◆ SET TASK ◆
Check each line of the material below for the string "izquierda", then report how many lines have it, and nothing else.

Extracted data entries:
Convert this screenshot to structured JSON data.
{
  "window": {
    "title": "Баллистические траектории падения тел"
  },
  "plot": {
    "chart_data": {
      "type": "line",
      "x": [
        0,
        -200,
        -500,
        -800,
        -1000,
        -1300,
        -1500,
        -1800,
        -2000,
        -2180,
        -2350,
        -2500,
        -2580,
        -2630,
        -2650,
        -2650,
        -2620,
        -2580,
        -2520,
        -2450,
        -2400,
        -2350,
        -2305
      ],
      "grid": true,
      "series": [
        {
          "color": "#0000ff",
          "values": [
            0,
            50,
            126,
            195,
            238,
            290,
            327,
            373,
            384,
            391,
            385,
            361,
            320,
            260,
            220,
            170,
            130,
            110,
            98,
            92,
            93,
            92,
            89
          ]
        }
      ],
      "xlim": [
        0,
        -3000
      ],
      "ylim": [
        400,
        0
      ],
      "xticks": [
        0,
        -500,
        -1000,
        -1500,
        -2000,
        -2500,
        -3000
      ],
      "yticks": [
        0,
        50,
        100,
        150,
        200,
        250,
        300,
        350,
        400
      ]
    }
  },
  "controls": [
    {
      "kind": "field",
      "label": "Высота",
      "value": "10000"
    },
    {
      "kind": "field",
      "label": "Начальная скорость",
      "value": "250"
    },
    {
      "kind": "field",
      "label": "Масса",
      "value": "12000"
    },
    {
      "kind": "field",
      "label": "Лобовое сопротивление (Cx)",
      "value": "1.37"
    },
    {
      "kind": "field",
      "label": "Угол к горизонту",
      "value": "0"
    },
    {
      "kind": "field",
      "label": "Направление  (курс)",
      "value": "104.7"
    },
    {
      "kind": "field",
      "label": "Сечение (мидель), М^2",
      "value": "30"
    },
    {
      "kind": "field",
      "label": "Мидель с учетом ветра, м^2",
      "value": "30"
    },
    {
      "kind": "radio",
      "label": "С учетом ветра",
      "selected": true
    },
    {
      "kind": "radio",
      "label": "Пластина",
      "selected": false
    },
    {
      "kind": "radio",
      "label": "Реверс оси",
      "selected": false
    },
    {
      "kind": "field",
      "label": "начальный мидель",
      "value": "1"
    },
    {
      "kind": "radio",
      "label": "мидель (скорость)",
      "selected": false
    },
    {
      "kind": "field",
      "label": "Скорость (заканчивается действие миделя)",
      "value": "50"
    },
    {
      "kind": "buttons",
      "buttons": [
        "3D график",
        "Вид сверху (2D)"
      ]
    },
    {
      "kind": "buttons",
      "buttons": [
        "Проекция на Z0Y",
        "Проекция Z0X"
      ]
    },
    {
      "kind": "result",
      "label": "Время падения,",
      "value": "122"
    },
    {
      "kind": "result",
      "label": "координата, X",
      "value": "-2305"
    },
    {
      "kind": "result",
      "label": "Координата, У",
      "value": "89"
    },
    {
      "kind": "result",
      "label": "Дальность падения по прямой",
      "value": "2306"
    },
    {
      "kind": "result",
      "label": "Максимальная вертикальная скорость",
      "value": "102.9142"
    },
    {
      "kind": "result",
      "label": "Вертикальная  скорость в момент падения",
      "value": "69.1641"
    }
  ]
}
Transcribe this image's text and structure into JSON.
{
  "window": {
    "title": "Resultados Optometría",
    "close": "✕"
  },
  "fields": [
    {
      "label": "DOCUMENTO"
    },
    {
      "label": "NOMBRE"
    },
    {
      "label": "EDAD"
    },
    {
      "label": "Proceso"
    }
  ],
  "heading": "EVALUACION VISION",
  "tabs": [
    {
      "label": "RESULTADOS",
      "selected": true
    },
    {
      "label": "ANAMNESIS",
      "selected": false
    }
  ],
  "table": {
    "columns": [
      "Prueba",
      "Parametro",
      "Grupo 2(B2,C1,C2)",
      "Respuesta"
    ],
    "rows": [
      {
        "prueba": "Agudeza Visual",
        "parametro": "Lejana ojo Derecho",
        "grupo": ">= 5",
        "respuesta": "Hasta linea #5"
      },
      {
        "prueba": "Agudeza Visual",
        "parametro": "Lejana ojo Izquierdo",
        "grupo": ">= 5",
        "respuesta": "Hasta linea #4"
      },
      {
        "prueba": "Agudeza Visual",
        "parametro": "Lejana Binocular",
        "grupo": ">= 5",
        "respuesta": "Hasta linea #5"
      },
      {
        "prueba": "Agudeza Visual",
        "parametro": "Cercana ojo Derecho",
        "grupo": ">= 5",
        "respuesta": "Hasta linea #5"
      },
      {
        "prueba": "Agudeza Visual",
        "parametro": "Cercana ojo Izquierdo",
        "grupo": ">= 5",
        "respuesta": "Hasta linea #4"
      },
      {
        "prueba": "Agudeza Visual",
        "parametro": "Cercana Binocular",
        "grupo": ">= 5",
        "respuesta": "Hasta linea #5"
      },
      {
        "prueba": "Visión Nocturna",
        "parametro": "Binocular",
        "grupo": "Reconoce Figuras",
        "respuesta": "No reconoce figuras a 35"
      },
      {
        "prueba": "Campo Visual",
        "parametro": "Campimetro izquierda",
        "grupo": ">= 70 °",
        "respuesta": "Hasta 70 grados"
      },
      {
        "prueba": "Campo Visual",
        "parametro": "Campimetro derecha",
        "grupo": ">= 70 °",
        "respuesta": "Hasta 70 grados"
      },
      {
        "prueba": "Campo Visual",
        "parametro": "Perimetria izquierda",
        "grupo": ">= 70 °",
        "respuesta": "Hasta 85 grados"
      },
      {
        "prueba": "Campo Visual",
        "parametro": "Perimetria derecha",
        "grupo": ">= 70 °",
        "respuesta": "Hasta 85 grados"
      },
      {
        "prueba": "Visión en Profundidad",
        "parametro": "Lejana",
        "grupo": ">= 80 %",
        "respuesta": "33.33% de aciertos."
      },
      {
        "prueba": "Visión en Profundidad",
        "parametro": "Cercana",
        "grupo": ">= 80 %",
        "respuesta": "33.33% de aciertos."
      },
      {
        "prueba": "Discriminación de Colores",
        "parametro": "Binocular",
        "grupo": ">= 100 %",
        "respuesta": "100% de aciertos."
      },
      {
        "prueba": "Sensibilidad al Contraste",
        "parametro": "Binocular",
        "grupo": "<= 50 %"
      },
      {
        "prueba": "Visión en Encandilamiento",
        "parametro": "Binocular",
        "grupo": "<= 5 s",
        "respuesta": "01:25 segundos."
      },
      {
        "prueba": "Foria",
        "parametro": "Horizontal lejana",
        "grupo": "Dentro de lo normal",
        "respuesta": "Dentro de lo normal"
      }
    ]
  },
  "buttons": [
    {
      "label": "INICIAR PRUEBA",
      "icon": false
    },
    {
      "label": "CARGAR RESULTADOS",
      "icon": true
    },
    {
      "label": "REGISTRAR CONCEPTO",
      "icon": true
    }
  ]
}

◆ TASK RESPONSE ◆
2